EXERCISE INSTRUCTIONS.
Omit the pictures and output every entry below exactly as written.

PROVIDED DATA.
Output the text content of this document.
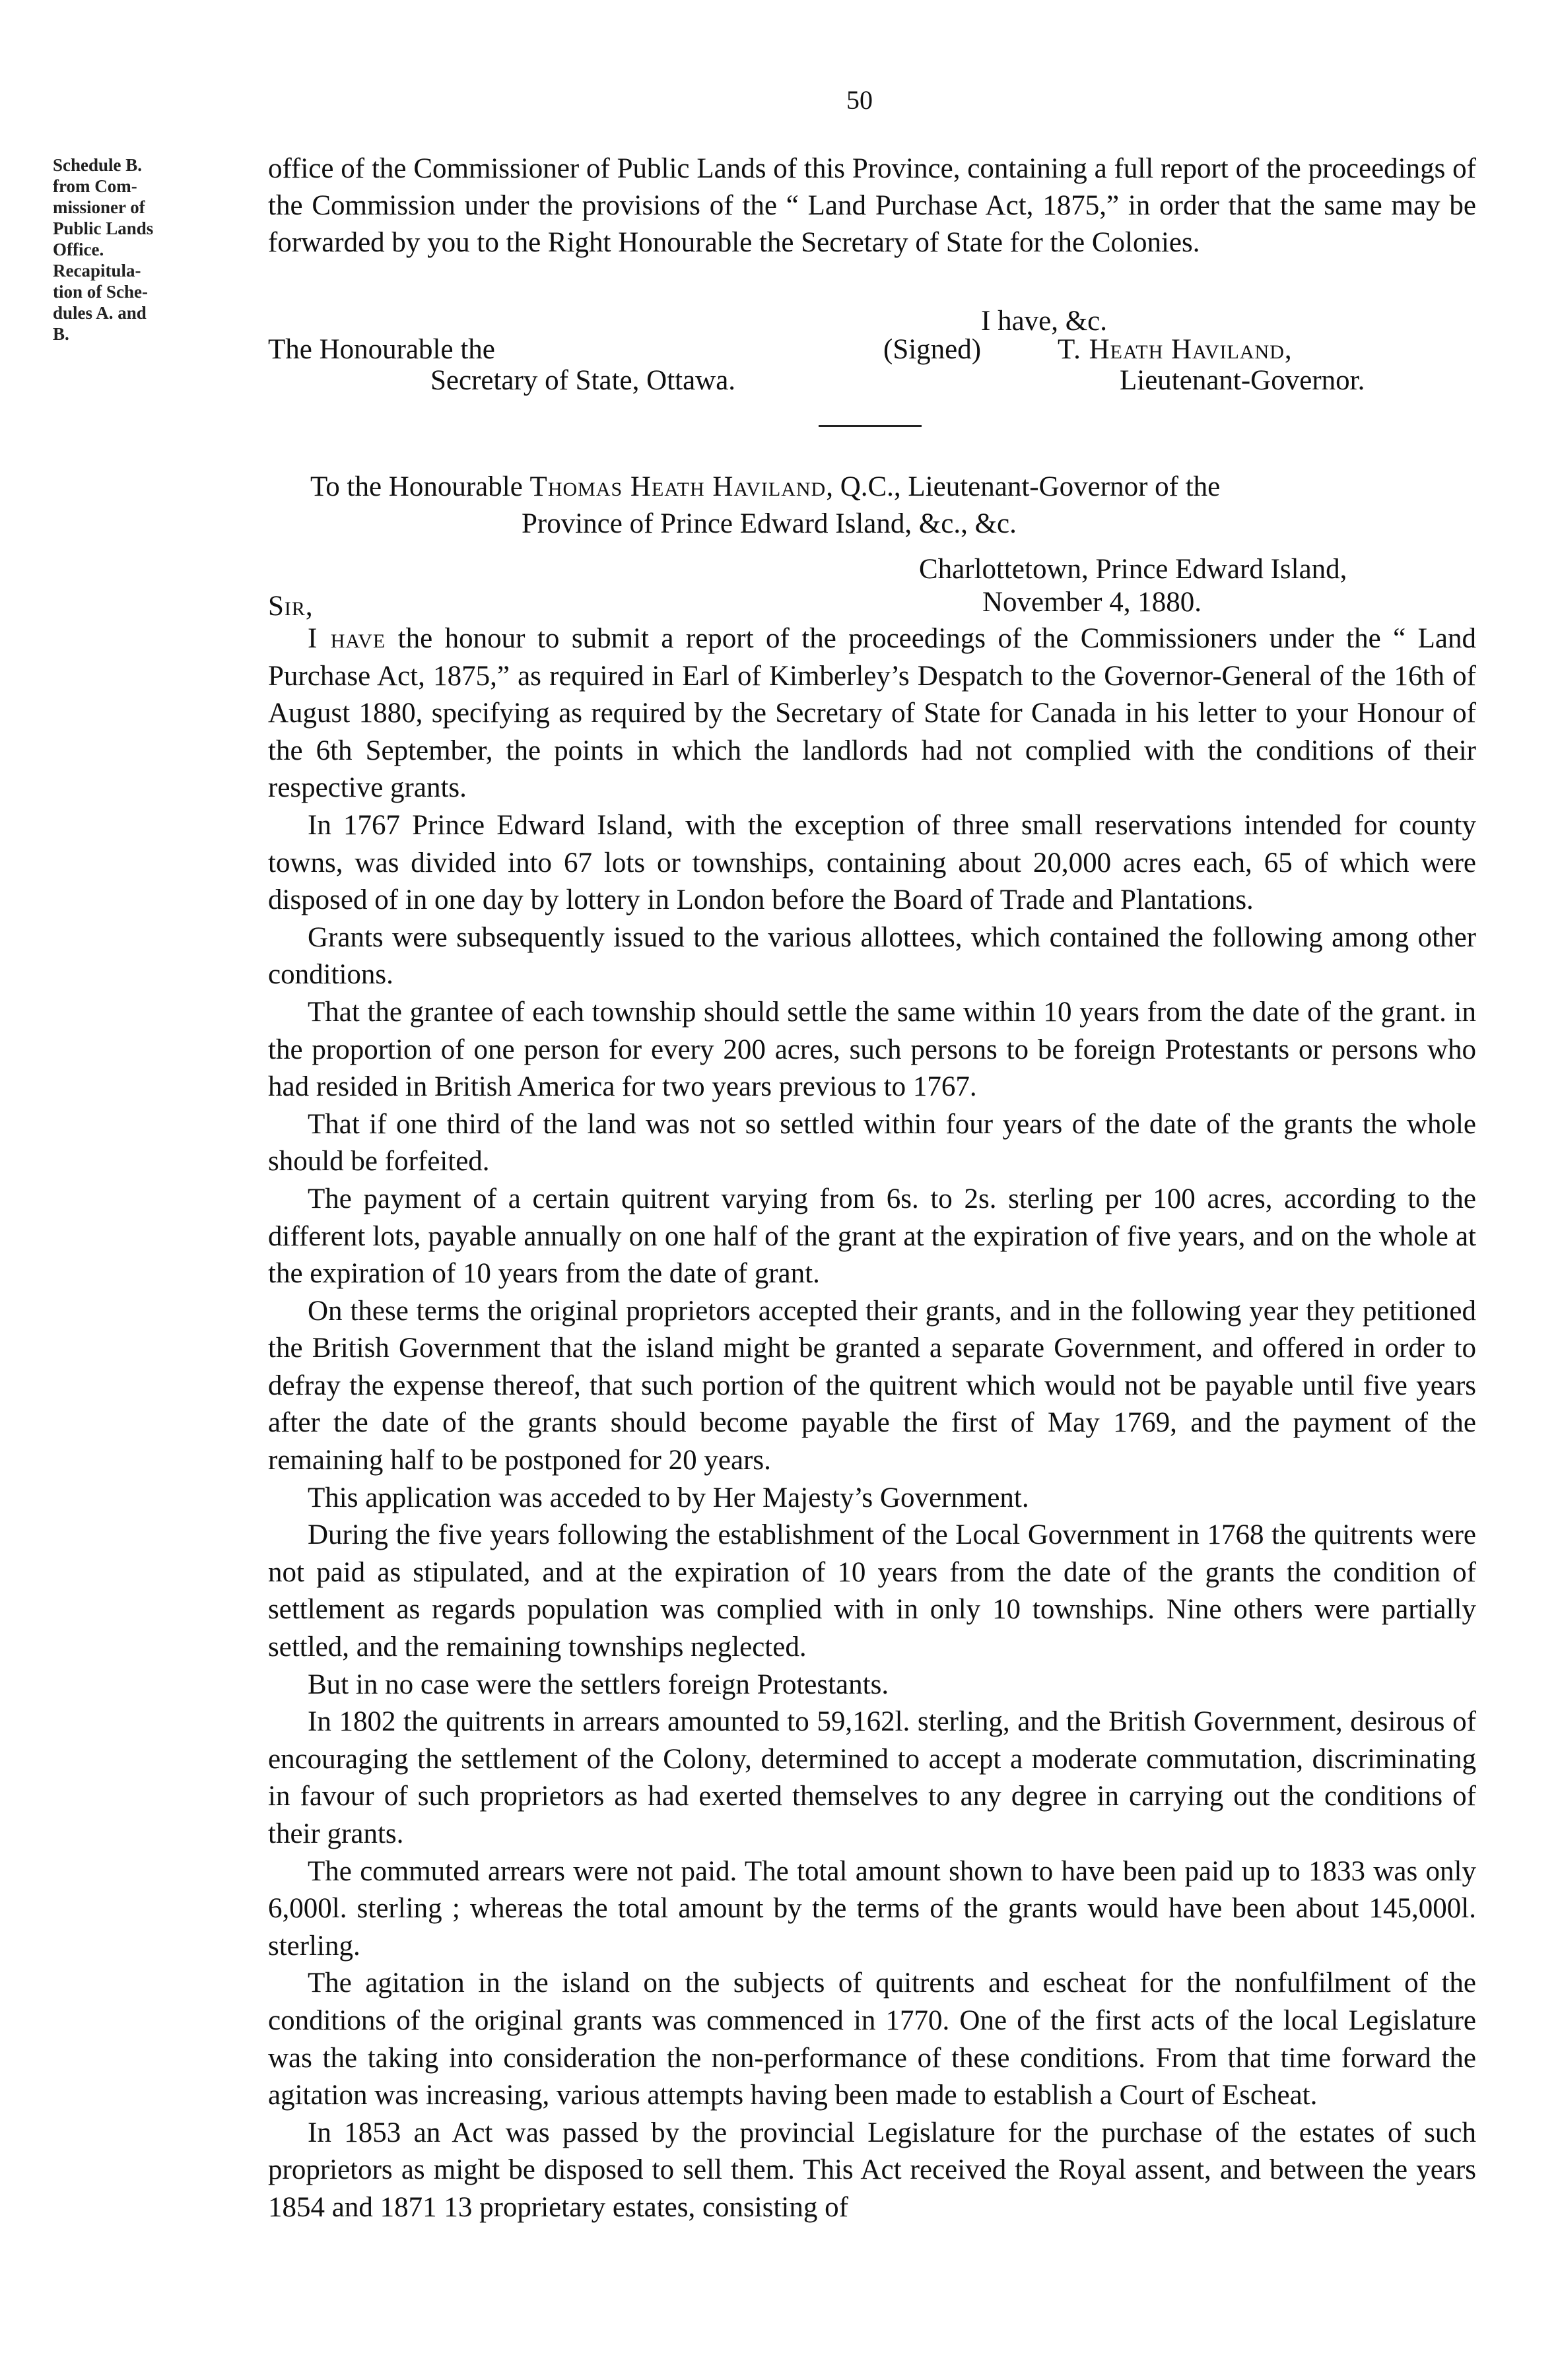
50
Schedule B.
from Com-
missioner of
Public Lands
Office.
Recapitula-
tion of Sche-
dules A. and
B.

office of the Commissioner of Public Lands of this Province, containing a full report of the proceedings of the Commission under the provisions of the “ Land Purchase Act, 1875,” in order that the same may be forwarded by you to the Right Honourable the Secretary of State for the Colonies.

I have, &c.
The Honourable the	(Signed)	T. Heath Haviland,
Secretary of State, Ottawa.	Lieutenant-Governor.
To the Honourable Thomas Heath Haviland, Q.C., Lieutenant-Governor of the
Province of Prince Edward Island, &c., &c.
Charlottetown, Prince Edward Island,
Sir,	November 4, 1880.

I have the honour to submit a report of the proceedings of the Commissioners under the “ Land Purchase Act, 1875,” as required in Earl of Kimberley’s Despatch to the Governor-General of the 16th of August 1880, specifying as required by the Secretary of State for Canada in his letter to your Honour of the 6th September, the points in which the landlords had not complied with the conditions of their respective grants.

In 1767 Prince Edward Island, with the exception of three small reservations intended for county towns, was divided into 67 lots or townships, containing about 20,000 acres each, 65 of which were disposed of in one day by lottery in London before the Board of Trade and Plantations.

Grants were subsequently issued to the various allottees, which contained the following among other conditions.

That the grantee of each township should settle the same within 10 years from the date of the grant. in the proportion of one person for every 200 acres, such persons to be foreign Protestants or persons who had resided in British America for two years previous to 1767.

That if one third of the land was not so settled within four years of the date of the grants the whole should be forfeited.

The payment of a certain quitrent varying from 6s. to 2s. sterling per 100 acres, according to the different lots, payable annually on one half of the grant at the expiration of five years, and on the whole at the expiration of 10 years from the date of grant.

On these terms the original proprietors accepted their grants, and in the following year they petitioned the British Government that the island might be granted a separate Government, and offered in order to defray the expense thereof, that such portion of the quitrent which would not be payable until five years after the date of the grants should become payable the first of May 1769, and the payment of the remaining half to be postponed for 20 years.

This application was acceded to by Her Majesty’s Government.

During the five years following the establishment of the Local Government in 1768 the quitrents were not paid as stipulated, and at the expiration of 10 years from the date of the grants the condition of settlement as regards population was complied with in only 10 townships. Nine others were partially settled, and the remaining townships neglected.

But in no case were the settlers foreign Protestants.

In 1802 the quitrents in arrears amounted to 59,162l. sterling, and the British Government, desirous of encouraging the settlement of the Colony, determined to accept a moderate commutation, discriminating in favour of such proprietors as had exerted themselves to any degree in carrying out the conditions of their grants.

The commuted arrears were not paid. The total amount shown to have been paid up to 1833 was only 6,000l. sterling ; whereas the total amount by the terms of the grants would have been about 145,000l. sterling.

The agitation in the island on the subjects of quitrents and escheat for the nonfulfilment of the conditions of the original grants was commenced in 1770. One of the first acts of the local Legislature was the taking into consideration the non-performance of these conditions. From that time forward the agitation was increasing, various attempts having been made to establish a Court of Escheat.

In 1853 an Act was passed by the provincial Legislature for the purchase of the estates of such proprietors as might be disposed to sell them. This Act received the Royal assent, and between the years 1854 and 1871 13 proprietary estates, consisting of
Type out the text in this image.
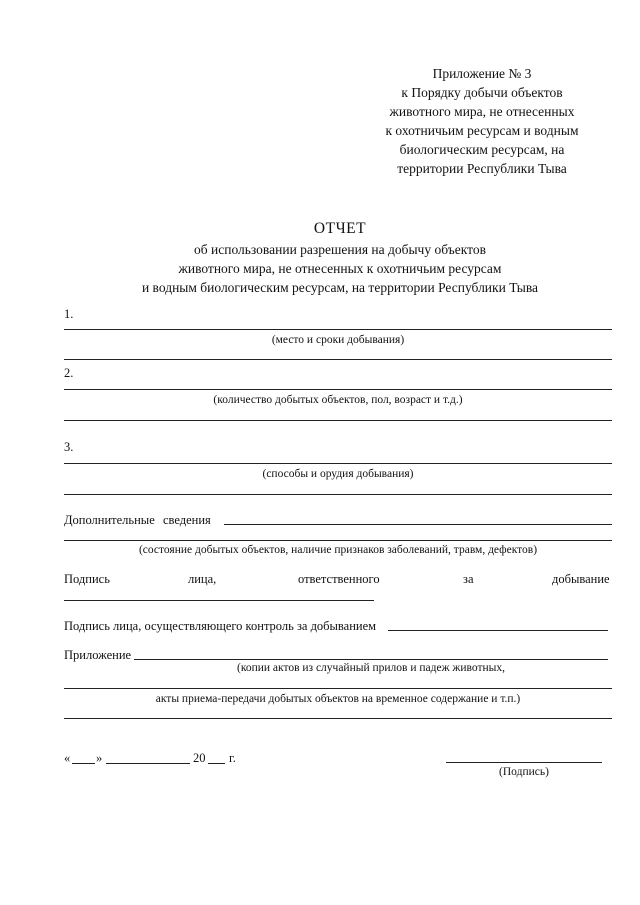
Приложение № 3
к Порядку добычи объектов
животного мира, не отнесенных
к охотничьим ресурсам и водным
биологическим ресурсам, на
территории Республики Тыва
ОТЧЕТ
об использовании разрешения на добычу объектов
животного мира, не отнесенных к охотничьим ресурсам
и водным биологическим ресурсам, на территории Республики Тыва
1.
(место и сроки добывания)
2.
(количество добытых объектов, пол, возраст и т.д.)
3.
(способы и орудия добывания)
Дополнительные сведения
(состояние добытых объектов, наличие признаков заболеваний, травм, дефектов)
Подпись	лица,	ответственного	за	добывание
Подпись лица, осуществляющего контроль за добыванием
Приложение
(копии актов из случайный прилов и падеж животных,
акты приема-передачи добытых объектов на временное содержание и т.п.)
« »	20 г.
(Подпись)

ANSWER TO THIS EXERCISE.
Output the text content of this document.
50
Schedule B.
from Com-
missioner of
Public Lands
Office.
Recapitula-
tion of Sche-
dules A. and
B.

office of the Commissioner of Public Lands of this Province, containing a full report of the proceedings of the Commission under the provisions of the “ Land Purchase Act, 1875,” in order that the same may be forwarded by you to the Right Honourable the Secretary of State for the Colonies.

I have, &c.
The Honourable the	(Signed)	T. Heath Haviland,
Secretary of State, Ottawa.	Lieutenant-Governor.
To the Honourable Thomas Heath Haviland, Q.C., Lieutenant-Governor of the
Province of Prince Edward Island, &c., &c.
Charlottetown, Prince Edward Island,
Sir,	November 4, 1880.

I have the honour to submit a report of the proceedings of the Commissioners under the “ Land Purchase Act, 1875,” as required in Earl of Kimberley’s Despatch to the Governor-General of the 16th of August 1880, specifying as required by the Secretary of State for Canada in his letter to your Honour of the 6th September, the points in which the landlords had not complied with the conditions of their respective grants.

In 1767 Prince Edward Island, with the exception of three small reservations intended for county towns, was divided into 67 lots or townships, containing about 20,000 acres each, 65 of which were disposed of in one day by lottery in London before the Board of Trade and Plantations.

Grants were subsequently issued to the various allottees, which contained the following among other conditions.

That the grantee of each township should settle the same within 10 years from the date of the grant. in the proportion of one person for every 200 acres, such persons to be foreign Protestants or persons who had resided in British America for two years previous to 1767.

That if one third of the land was not so settled within four years of the date of the grants the whole should be forfeited.

The payment of a certain quitrent varying from 6s. to 2s. sterling per 100 acres, according to the different lots, payable annually on one half of the grant at the expiration of five years, and on the whole at the expiration of 10 years from the date of grant.

On these terms the original proprietors accepted their grants, and in the following year they petitioned the British Government that the island might be granted a separate Government, and offered in order to defray the expense thereof, that such portion of the quitrent which would not be payable until five years after the date of the grants should become payable the first of May 1769, and the payment of the remaining half to be postponed for 20 years.

This application was acceded to by Her Majesty’s Government.

During the five years following the establishment of the Local Government in 1768 the quitrents were not paid as stipulated, and at the expiration of 10 years from the date of the grants the condition of settlement as regards population was complied with in only 10 townships. Nine others were partially settled, and the remaining townships neglected.

But in no case were the settlers foreign Protestants.

In 1802 the quitrents in arrears amounted to 59,162l. sterling, and the British Government, desirous of encouraging the settlement of the Colony, determined to accept a moderate commutation, discriminating in favour of such proprietors as had exerted themselves to any degree in carrying out the conditions of their grants.

The commuted arrears were not paid. The total amount shown to have been paid up to 1833 was only 6,000l. sterling ; whereas the total amount by the terms of the grants would have been about 145,000l. sterling.

The agitation in the island on the subjects of quitrents and escheat for the nonfulfilment of the conditions of the original grants was commenced in 1770. One of the first acts of the local Legislature was the taking into consideration the non-performance of these conditions. From that time forward the agitation was increasing, various attempts having been made to establish a Court of Escheat.

In 1853 an Act was passed by the provincial Legislature for the purchase of the estates of such proprietors as might be disposed to sell them. This Act received the Royal assent, and between the years 1854 and 1871 13 proprietary estates, consisting of
Type out the text in this image.
Приложение № 3
к Порядку добычи объектов
животного мира, не отнесенных
к охотничьим ресурсам и водным
биологическим ресурсам, на
территории Республики Тыва
ОТЧЕТ
об использовании разрешения на добычу объектов
животного мира, не отнесенных к охотничьим ресурсам
и водным биологическим ресурсам, на территории Республики Тыва
1.
(место и сроки добывания)
2.
(количество добытых объектов, пол, возраст и т.д.)
3.
(способы и орудия добывания)
Дополнительные сведения
(состояние добытых объектов, наличие признаков заболеваний, травм, дефектов)
Подпись	лица,	ответственного	за	добывание
Подпись лица, осуществляющего контроль за добыванием
Приложение
(копии актов из случайный прилов и падеж животных,
акты приема-передачи добытых объектов на временное содержание и т.п.)
« »	20 г.
(Подпись)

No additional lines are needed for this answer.